(begin)

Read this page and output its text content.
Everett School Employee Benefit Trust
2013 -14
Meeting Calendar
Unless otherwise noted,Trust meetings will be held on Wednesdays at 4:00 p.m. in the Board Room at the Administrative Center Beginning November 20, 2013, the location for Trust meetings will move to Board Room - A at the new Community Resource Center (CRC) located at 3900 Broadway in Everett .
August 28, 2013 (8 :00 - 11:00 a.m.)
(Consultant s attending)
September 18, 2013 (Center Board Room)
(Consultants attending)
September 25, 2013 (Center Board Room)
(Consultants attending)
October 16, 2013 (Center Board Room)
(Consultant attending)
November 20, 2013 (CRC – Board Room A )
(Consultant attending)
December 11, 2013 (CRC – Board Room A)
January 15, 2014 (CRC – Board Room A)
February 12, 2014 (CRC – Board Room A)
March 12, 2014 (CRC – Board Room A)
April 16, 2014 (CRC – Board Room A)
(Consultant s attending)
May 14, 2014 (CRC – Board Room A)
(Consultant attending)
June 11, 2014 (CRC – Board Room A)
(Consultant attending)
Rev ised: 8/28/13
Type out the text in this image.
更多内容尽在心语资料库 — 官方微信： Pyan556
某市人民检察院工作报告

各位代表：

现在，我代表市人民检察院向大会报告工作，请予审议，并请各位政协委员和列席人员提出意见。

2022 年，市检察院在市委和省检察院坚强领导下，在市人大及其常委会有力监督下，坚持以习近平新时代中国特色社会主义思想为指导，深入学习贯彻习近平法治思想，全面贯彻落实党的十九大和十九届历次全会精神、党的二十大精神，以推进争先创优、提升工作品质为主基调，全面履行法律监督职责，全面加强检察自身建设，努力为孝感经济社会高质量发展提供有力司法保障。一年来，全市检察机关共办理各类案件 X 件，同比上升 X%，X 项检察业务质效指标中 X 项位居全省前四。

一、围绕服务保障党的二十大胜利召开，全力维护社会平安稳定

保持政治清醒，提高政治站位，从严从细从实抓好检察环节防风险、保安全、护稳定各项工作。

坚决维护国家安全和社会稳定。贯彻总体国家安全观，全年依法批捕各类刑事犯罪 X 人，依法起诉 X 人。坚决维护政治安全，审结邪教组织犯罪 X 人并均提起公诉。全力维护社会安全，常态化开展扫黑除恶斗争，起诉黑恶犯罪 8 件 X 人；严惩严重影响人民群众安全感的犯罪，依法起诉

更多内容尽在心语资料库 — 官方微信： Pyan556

(end)

Reproduce the full set of records precisely.

Read this page and output its text content.
Everett School Employee Benefit Trust
2013 -14
Meeting Calendar
Unless otherwise noted,Trust meetings will be held on Wednesdays at 4:00 p.m. in the Board Room at the Administrative Center Beginning November 20, 2013, the location for Trust meetings will move to Board Room - A at the new Community Resource Center (CRC) located at 3900 Broadway in Everett .
August 28, 2013 (8 :00 - 11:00 a.m.)
(Consultant s attending)
September 18, 2013 (Center Board Room)
(Consultants attending)
September 25, 2013 (Center Board Room)
(Consultants attending)
October 16, 2013 (Center Board Room)
(Consultant attending)
November 20, 2013 (CRC – Board Room A )
(Consultant attending)
December 11, 2013 (CRC – Board Room A)
January 15, 2014 (CRC – Board Room A)
February 12, 2014 (CRC – Board Room A)
March 12, 2014 (CRC – Board Room A)
April 16, 2014 (CRC – Board Room A)
(Consultant s attending)
May 14, 2014 (CRC – Board Room A)
(Consultant attending)
June 11, 2014 (CRC – Board Room A)
(Consultant attending)
Rev ised: 8/28/13
Type out the text in this image.
更多内容尽在心语资料库 — 官方微信： Pyan556
某市人民检察院工作报告

各位代表：

现在，我代表市人民检察院向大会报告工作，请予审议，并请各位政协委员和列席人员提出意见。

2022 年，市检察院在市委和省检察院坚强领导下，在市人大及其常委会有力监督下，坚持以习近平新时代中国特色社会主义思想为指导，深入学习贯彻习近平法治思想，全面贯彻落实党的十九大和十九届历次全会精神、党的二十大精神，以推进争先创优、提升工作品质为主基调，全面履行法律监督职责，全面加强检察自身建设，努力为孝感经济社会高质量发展提供有力司法保障。一年来，全市检察机关共办理各类案件 X 件，同比上升 X%，X 项检察业务质效指标中 X 项位居全省前四。

一、围绕服务保障党的二十大胜利召开，全力维护社会平安稳定

保持政治清醒，提高政治站位，从严从细从实抓好检察环节防风险、保安全、护稳定各项工作。

坚决维护国家安全和社会稳定。贯彻总体国家安全观，全年依法批捕各类刑事犯罪 X 人，依法起诉 X 人。坚决维护政治安全，审结邪教组织犯罪 X 人并均提起公诉。全力维护社会安全，常态化开展扫黑除恶斗争，起诉黑恶犯罪 8 件 X 人；严惩严重影响人民群众安全感的犯罪，依法起诉

更多内容尽在心语资料库 — 官方微信： Pyan556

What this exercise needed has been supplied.